▶ STORED RECORDS:
>>>>>
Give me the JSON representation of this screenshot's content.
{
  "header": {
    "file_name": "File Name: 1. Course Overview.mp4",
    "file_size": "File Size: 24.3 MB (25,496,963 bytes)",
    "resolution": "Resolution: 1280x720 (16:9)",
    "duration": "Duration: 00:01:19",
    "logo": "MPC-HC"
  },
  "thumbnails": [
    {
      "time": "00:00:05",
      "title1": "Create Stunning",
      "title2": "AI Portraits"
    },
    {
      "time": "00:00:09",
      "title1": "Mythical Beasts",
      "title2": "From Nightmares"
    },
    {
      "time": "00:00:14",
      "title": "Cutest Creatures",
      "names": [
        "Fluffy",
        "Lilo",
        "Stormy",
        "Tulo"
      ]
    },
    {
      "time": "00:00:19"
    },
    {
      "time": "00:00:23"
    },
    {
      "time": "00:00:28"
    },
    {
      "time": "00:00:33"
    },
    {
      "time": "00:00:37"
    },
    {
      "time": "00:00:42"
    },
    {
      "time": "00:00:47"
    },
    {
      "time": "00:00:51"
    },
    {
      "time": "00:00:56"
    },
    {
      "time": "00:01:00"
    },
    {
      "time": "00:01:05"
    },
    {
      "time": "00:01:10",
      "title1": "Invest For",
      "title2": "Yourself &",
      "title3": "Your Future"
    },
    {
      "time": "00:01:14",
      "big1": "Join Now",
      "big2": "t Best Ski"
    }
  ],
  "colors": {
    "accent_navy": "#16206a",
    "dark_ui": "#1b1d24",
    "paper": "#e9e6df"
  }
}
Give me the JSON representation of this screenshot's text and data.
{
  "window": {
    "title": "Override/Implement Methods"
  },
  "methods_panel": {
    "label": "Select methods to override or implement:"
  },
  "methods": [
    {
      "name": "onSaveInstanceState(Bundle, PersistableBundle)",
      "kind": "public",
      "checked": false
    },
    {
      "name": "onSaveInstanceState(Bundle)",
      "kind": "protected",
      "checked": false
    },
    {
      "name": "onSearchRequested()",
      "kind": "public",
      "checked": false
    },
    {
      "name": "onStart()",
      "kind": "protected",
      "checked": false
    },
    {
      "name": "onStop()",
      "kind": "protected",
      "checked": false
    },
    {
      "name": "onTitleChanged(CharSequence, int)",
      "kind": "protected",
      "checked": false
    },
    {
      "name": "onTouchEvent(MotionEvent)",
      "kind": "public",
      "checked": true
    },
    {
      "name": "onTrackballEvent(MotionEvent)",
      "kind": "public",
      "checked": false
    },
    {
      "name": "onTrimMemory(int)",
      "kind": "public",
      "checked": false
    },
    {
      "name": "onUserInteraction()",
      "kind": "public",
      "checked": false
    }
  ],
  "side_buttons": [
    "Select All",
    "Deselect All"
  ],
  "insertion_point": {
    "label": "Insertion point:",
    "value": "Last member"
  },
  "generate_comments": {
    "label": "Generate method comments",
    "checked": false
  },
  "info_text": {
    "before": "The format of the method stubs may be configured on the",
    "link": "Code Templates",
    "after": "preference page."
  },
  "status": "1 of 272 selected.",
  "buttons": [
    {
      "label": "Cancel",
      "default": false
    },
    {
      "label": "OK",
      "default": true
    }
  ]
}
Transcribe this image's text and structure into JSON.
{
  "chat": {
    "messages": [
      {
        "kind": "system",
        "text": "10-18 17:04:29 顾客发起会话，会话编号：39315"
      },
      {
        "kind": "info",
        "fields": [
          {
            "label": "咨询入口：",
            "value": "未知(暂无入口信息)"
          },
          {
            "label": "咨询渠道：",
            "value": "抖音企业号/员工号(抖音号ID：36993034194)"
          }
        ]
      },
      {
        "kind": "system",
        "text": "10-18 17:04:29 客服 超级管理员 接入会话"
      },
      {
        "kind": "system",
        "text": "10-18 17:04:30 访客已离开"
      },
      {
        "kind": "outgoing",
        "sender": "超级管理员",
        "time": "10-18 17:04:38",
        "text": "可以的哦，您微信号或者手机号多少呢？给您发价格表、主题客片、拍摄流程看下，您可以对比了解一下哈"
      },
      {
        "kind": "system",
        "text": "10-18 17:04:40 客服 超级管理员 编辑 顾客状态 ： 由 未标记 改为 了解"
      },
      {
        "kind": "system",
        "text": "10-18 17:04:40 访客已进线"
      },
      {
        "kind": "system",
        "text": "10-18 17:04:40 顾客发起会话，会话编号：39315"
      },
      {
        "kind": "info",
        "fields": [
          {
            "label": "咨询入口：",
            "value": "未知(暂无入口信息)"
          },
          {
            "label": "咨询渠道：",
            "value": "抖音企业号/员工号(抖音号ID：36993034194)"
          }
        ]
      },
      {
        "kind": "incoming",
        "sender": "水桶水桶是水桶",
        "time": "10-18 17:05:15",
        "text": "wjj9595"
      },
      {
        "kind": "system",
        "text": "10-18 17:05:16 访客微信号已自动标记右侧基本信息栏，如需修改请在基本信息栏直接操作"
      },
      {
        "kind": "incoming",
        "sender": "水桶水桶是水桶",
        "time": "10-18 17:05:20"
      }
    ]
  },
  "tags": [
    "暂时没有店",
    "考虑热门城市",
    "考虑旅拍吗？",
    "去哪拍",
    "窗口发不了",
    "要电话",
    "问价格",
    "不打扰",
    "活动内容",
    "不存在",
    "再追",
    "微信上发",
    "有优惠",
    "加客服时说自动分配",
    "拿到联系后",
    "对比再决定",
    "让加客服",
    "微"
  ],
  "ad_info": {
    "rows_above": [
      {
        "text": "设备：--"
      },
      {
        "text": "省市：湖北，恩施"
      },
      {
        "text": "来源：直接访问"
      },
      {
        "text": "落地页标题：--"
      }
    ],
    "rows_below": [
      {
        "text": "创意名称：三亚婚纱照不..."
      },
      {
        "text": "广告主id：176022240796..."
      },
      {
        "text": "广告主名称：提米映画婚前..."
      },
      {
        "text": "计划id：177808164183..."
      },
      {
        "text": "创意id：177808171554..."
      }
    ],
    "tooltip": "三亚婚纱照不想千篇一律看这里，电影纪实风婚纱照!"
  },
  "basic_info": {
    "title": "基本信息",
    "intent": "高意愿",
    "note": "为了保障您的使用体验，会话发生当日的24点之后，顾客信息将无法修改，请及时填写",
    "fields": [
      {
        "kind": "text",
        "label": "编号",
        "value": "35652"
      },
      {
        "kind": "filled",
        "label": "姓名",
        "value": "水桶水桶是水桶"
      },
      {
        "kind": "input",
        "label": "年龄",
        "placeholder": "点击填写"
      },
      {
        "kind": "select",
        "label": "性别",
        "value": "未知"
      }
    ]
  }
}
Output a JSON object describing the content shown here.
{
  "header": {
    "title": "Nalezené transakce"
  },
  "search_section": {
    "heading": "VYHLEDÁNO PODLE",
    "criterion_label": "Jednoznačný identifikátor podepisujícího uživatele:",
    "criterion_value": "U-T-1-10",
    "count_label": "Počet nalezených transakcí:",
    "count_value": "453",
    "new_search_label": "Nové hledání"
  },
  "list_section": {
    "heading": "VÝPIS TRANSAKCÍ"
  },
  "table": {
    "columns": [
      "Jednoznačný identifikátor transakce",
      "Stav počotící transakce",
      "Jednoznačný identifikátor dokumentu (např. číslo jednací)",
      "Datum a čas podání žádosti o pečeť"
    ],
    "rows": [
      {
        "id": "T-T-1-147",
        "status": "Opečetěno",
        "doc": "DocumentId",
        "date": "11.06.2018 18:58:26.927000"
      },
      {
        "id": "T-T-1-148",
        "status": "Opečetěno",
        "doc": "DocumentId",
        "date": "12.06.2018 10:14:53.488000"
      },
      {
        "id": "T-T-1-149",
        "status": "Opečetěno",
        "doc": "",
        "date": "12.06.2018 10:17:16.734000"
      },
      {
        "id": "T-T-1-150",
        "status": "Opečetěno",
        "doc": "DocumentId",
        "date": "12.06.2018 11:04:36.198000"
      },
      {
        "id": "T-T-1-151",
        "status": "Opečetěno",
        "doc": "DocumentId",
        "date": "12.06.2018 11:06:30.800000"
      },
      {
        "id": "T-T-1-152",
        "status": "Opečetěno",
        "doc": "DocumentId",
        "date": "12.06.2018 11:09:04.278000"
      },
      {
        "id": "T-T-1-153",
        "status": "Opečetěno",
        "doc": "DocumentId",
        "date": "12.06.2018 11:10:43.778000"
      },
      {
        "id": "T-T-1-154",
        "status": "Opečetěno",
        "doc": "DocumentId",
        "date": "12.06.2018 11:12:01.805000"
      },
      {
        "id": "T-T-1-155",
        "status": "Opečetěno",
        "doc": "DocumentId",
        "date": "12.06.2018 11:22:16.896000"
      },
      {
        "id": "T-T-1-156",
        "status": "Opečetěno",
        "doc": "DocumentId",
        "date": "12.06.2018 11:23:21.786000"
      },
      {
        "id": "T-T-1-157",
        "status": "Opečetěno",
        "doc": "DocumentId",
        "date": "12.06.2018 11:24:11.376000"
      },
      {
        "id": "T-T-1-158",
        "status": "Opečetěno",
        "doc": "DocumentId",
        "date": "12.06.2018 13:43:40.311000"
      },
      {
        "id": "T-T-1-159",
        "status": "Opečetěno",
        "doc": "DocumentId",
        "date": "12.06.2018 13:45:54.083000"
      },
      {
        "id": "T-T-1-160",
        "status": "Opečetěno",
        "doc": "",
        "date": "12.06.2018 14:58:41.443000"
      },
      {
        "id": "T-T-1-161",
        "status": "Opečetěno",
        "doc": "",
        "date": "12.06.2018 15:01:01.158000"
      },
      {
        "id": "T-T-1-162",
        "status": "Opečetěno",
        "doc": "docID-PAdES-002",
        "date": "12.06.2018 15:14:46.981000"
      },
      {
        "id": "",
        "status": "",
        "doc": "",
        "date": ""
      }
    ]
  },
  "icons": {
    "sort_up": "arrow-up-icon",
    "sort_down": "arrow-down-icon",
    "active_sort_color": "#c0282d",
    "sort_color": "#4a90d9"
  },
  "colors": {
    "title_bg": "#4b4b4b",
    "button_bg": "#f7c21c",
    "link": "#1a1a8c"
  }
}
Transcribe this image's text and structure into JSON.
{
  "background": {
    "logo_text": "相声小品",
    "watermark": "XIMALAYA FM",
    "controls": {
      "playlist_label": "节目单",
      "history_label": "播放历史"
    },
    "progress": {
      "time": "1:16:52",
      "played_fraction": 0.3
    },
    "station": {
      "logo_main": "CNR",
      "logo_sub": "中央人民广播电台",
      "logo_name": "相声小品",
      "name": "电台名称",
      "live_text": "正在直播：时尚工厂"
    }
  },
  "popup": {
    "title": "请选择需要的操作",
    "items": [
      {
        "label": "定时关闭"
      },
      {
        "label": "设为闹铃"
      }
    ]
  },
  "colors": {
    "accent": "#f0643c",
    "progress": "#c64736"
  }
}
<<<<<
▶ GIVEN TASK: Review the preceding data and report every line that includes the string "Bundle".

▶ EXERCISE ANSWER:
      "name": "onSaveInstanceState(Bundle, PersistableBundle)",
      "name": "onSaveInstanceState(Bundle)",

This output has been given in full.